### WHAT IS REQUIRED
Gather each line containing the string "Settings" from these entries.

Data excerpts:
== == ==

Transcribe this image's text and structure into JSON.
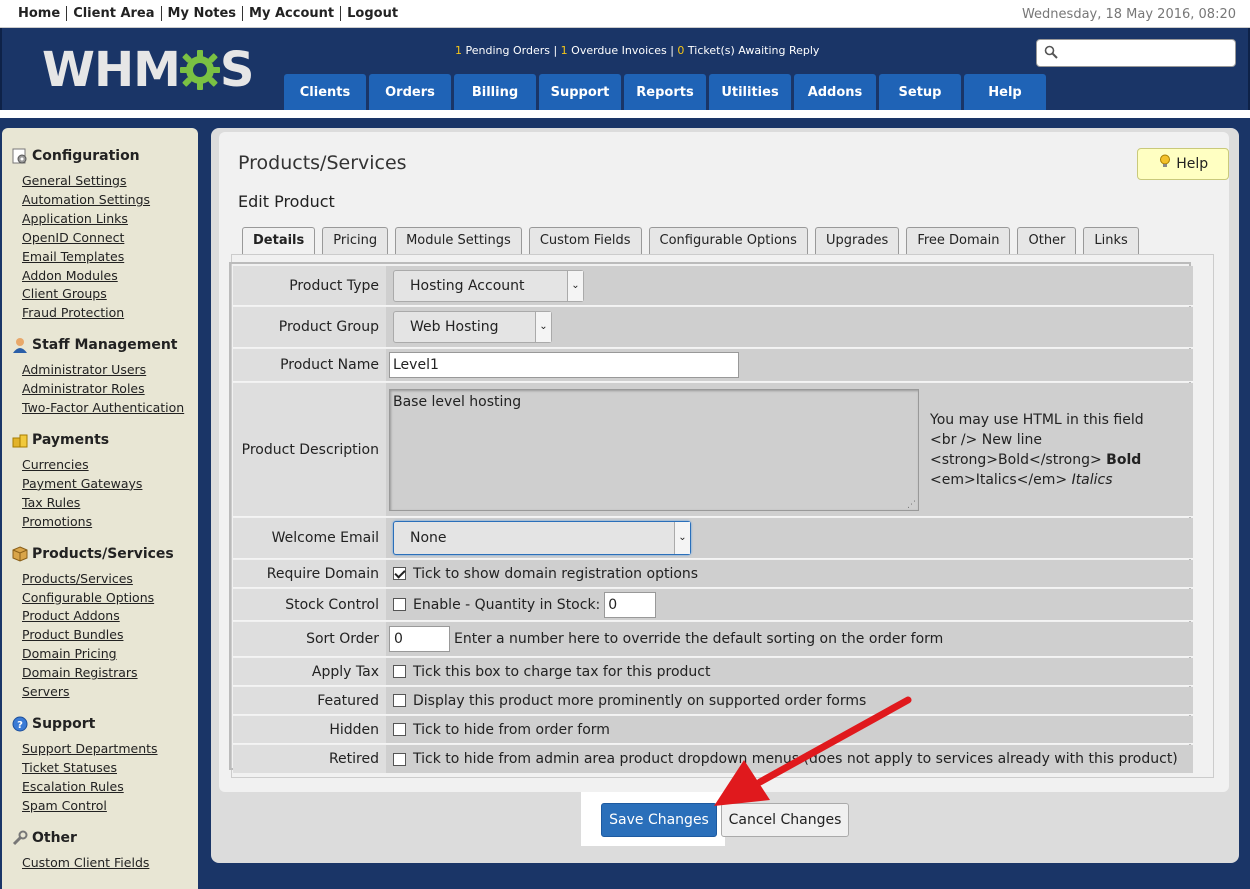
{
  "topbar": {
    "links": [
      "Home",
      "Client Area",
      "My Notes",
      "My Account",
      "Logout"
    ],
    "datetime": "Wednesday, 18 May 2016, 08:20"
  },
  "header": {
    "logo_text": "WHMCS",
    "notice": {
      "pending_orders_count": "1",
      "pending_orders_label": "Pending Orders",
      "overdue_invoices_count": "1",
      "overdue_invoices_label": "Overdue Invoices",
      "tickets_count": "0",
      "tickets_label": "Ticket(s) Awaiting Reply"
    },
    "search_placeholder": "",
    "nav": [
      "Clients",
      "Orders",
      "Billing",
      "Support",
      "Reports",
      "Utilities",
      "Addons",
      "Setup",
      "Help"
    ]
  },
  "sidebar": {
    "sections": [
      {
        "title": "Configuration",
        "icon": "gear-icon",
        "links": [
          "General Settings",
          "Automation Settings",
          "Application Links",
          "OpenID Connect",
          "Email Templates",
          "Addon Modules",
          "Client Groups",
          "Fraud Protection"
        ]
      },
      {
        "title": "Staff Management",
        "icon": "user-icon",
        "links": [
          "Administrator Users",
          "Administrator Roles",
          "Two-Factor Authentication"
        ]
      },
      {
        "title": "Payments",
        "icon": "coins-icon",
        "links": [
          "Currencies",
          "Payment Gateways",
          "Tax Rules",
          "Promotions"
        ]
      },
      {
        "title": "Products/Services",
        "icon": "box-icon",
        "links": [
          "Products/Services",
          "Configurable Options",
          "Product Addons",
          "Product Bundles",
          "Domain Pricing",
          "Domain Registrars",
          "Servers"
        ]
      },
      {
        "title": "Support",
        "icon": "help-circle-icon",
        "links": [
          "Support Departments",
          "Ticket Statuses",
          "Escalation Rules",
          "Spam Control"
        ]
      },
      {
        "title": "Other",
        "icon": "wrench-icon",
        "links": [
          "Custom Client Fields"
        ]
      }
    ]
  },
  "page": {
    "title": "Products/Services",
    "subtitle": "Edit Product",
    "help_label": "Help",
    "tabs": [
      "Details",
      "Pricing",
      "Module Settings",
      "Custom Fields",
      "Configurable Options",
      "Upgrades",
      "Free Domain",
      "Other",
      "Links"
    ],
    "active_tab": "Details"
  },
  "form": {
    "product_type": {
      "label": "Product Type",
      "value": "Hosting Account"
    },
    "product_group": {
      "label": "Product Group",
      "value": "Web Hosting"
    },
    "product_name": {
      "label": "Product Name",
      "value": "Level1"
    },
    "product_description": {
      "label": "Product Description",
      "value": "Base level hosting",
      "hint_1": "You may use HTML in this field",
      "hint_2": "<br /> New line",
      "hint_3a": "<strong>Bold</strong> ",
      "hint_3b": "Bold",
      "hint_4a": "<em>Italics</em> ",
      "hint_4b": "Italics"
    },
    "welcome_email": {
      "label": "Welcome Email",
      "value": "None"
    },
    "require_domain": {
      "label": "Require Domain",
      "text": "Tick to show domain registration options",
      "checked": true
    },
    "stock_control": {
      "label": "Stock Control",
      "text": "Enable - Quantity in Stock:",
      "checked": false,
      "quantity": "0"
    },
    "sort_order": {
      "label": "Sort Order",
      "value": "0",
      "text": "Enter a number here to override the default sorting on the order form"
    },
    "apply_tax": {
      "label": "Apply Tax",
      "text": "Tick this box to charge tax for this product",
      "checked": false
    },
    "featured": {
      "label": "Featured",
      "text": "Display this product more prominently on supported order forms",
      "checked": false
    },
    "hidden": {
      "label": "Hidden",
      "text": "Tick to hide from order form",
      "checked": false
    },
    "retired": {
      "label": "Retired",
      "text": "Tick to hide from admin area product dropdown menus (does not apply to services already with this product)",
      "checked": false
    }
  },
  "actions": {
    "save_label": "Save Changes",
    "cancel_label": "Cancel Changes"
  },
  "colors": {
    "header_bg": "#1a3567",
    "nav_tab": "#1f63b6",
    "save_button": "#2a6fba",
    "arrow": "#e0191d"
  }
}
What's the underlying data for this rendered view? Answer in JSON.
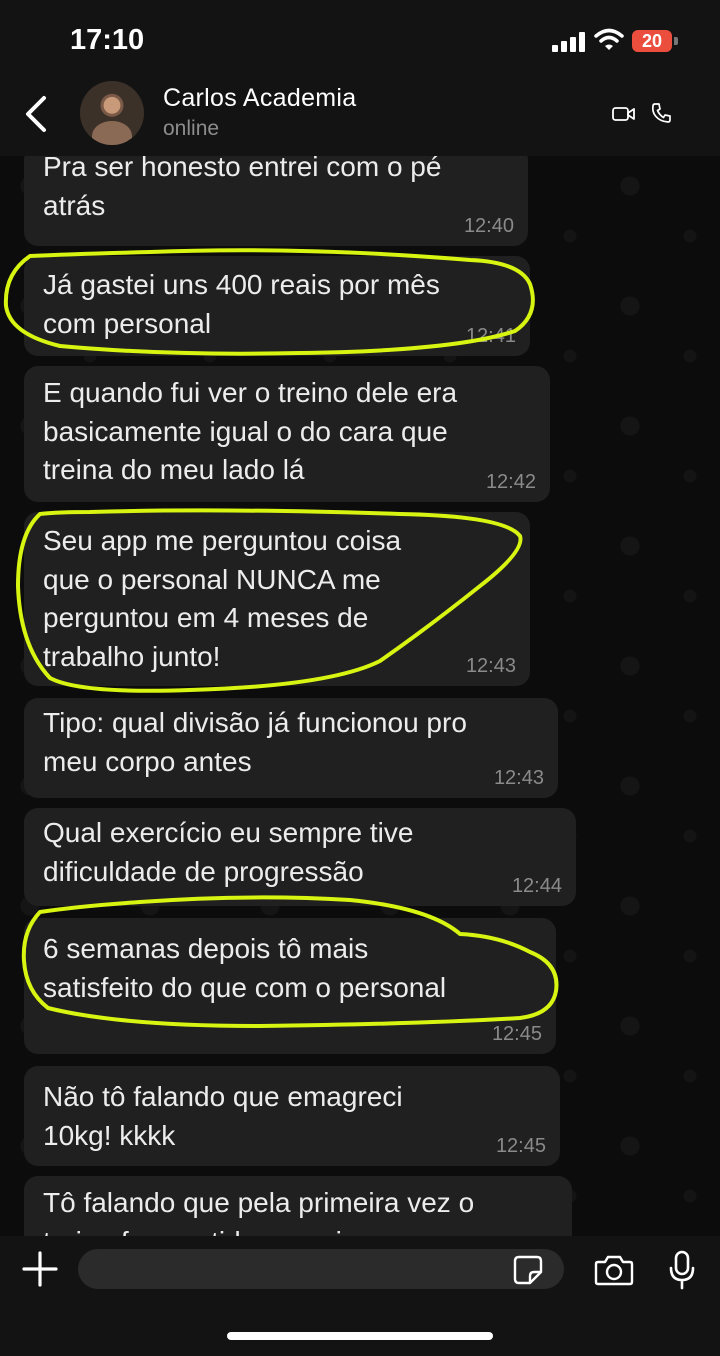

== == ==

### EXPECTED ANSWER
          "General Settings",
          "Automation Settings",
      "Module Settings",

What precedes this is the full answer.